EXTRACTED ENTRIES ::
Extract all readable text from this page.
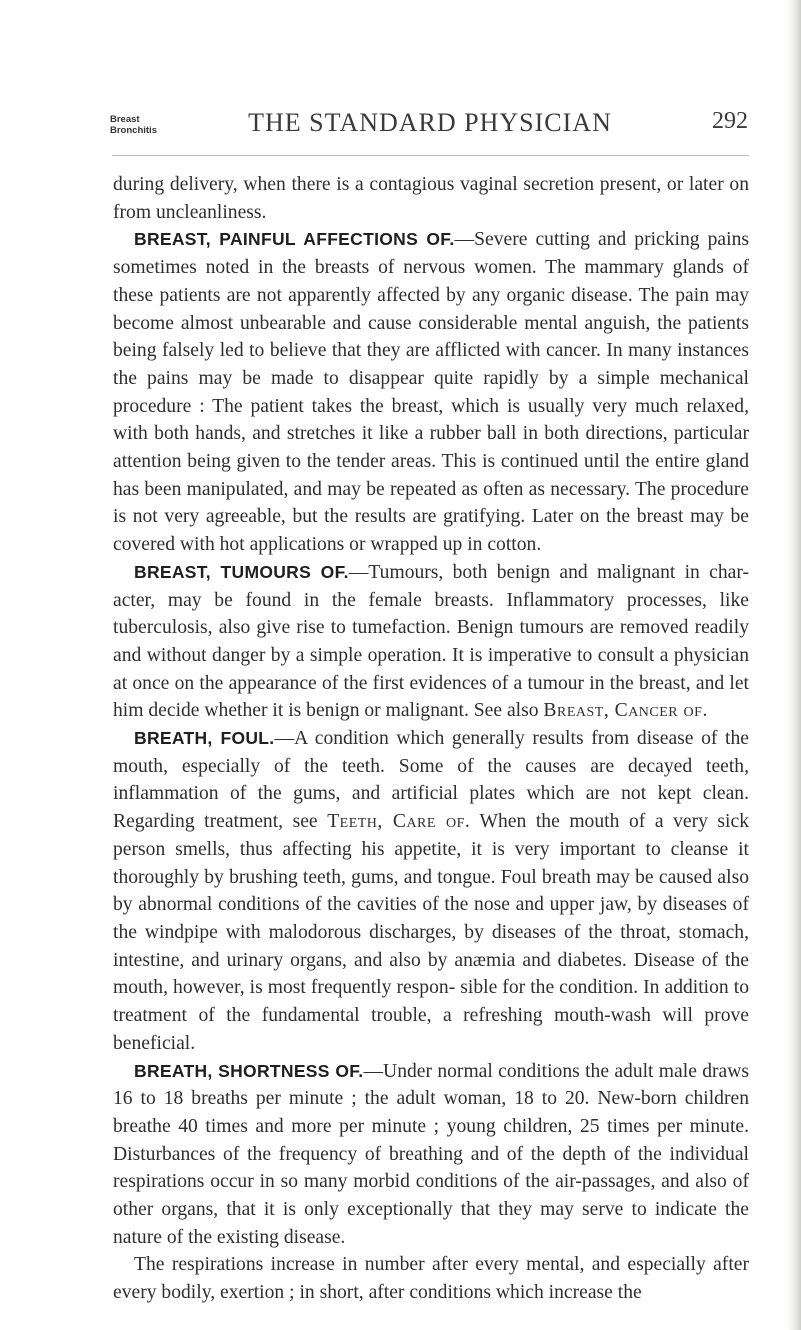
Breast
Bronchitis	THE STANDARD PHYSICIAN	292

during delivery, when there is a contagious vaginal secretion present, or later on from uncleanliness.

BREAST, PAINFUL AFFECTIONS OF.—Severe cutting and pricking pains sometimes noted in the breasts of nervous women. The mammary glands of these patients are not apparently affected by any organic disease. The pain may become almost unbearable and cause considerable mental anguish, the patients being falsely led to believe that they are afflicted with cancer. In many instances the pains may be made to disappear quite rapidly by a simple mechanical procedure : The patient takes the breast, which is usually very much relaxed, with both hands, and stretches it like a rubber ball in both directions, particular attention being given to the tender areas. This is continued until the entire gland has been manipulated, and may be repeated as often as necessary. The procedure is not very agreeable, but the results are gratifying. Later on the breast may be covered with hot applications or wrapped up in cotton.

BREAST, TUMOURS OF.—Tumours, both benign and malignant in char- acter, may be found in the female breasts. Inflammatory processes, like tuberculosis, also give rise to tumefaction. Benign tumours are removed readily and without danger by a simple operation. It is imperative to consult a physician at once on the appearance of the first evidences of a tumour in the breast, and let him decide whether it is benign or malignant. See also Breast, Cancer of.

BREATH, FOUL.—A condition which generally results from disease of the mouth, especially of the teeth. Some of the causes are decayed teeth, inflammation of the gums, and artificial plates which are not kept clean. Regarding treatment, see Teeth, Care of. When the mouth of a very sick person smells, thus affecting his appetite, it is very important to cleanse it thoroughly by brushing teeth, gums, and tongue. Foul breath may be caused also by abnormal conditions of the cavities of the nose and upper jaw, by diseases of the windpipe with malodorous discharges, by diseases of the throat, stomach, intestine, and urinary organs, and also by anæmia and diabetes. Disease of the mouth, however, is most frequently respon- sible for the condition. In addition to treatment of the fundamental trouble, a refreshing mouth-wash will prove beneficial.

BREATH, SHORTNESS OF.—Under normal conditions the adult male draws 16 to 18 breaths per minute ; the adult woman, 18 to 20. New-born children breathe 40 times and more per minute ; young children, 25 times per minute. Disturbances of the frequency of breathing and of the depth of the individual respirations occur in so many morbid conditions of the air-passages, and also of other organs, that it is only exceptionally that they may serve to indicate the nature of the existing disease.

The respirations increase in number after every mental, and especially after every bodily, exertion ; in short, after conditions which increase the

WHAT YOU NEED TO DO :: Since only the text is needed, retype the data above exactly and omit the pictures.

RESULT OF THIS TASK ::
Extract all readable text from this page.
Breast
Bronchitis	THE STANDARD PHYSICIAN	292

during delivery, when there is a contagious vaginal secretion present, or later on from uncleanliness.

BREAST, PAINFUL AFFECTIONS OF.—Severe cutting and pricking pains sometimes noted in the breasts of nervous women. The mammary glands of these patients are not apparently affected by any organic disease. The pain may become almost unbearable and cause considerable mental anguish, the patients being falsely led to believe that they are afflicted with cancer. In many instances the pains may be made to disappear quite rapidly by a simple mechanical procedure : The patient takes the breast, which is usually very much relaxed, with both hands, and stretches it like a rubber ball in both directions, particular attention being given to the tender areas. This is continued until the entire gland has been manipulated, and may be repeated as often as necessary. The procedure is not very agreeable, but the results are gratifying. Later on the breast may be covered with hot applications or wrapped up in cotton.

BREAST, TUMOURS OF.—Tumours, both benign and malignant in char- acter, may be found in the female breasts. Inflammatory processes, like tuberculosis, also give rise to tumefaction. Benign tumours are removed readily and without danger by a simple operation. It is imperative to consult a physician at once on the appearance of the first evidences of a tumour in the breast, and let him decide whether it is benign or malignant. See also Breast, Cancer of.

BREATH, FOUL.—A condition which generally results from disease of the mouth, especially of the teeth. Some of the causes are decayed teeth, inflammation of the gums, and artificial plates which are not kept clean. Regarding treatment, see Teeth, Care of. When the mouth of a very sick person smells, thus affecting his appetite, it is very important to cleanse it thoroughly by brushing teeth, gums, and tongue. Foul breath may be caused also by abnormal conditions of the cavities of the nose and upper jaw, by diseases of the windpipe with malodorous discharges, by diseases of the throat, stomach, intestine, and urinary organs, and also by anæmia and diabetes. Disease of the mouth, however, is most frequently respon- sible for the condition. In addition to treatment of the fundamental trouble, a refreshing mouth-wash will prove beneficial.

BREATH, SHORTNESS OF.—Under normal conditions the adult male draws 16 to 18 breaths per minute ; the adult woman, 18 to 20. New-born children breathe 40 times and more per minute ; young children, 25 times per minute. Disturbances of the frequency of breathing and of the depth of the individual respirations occur in so many morbid conditions of the air-passages, and also of other organs, that it is only exceptionally that they may serve to indicate the nature of the existing disease.

The respirations increase in number after every mental, and especially after every bodily, exertion ; in short, after conditions which increase the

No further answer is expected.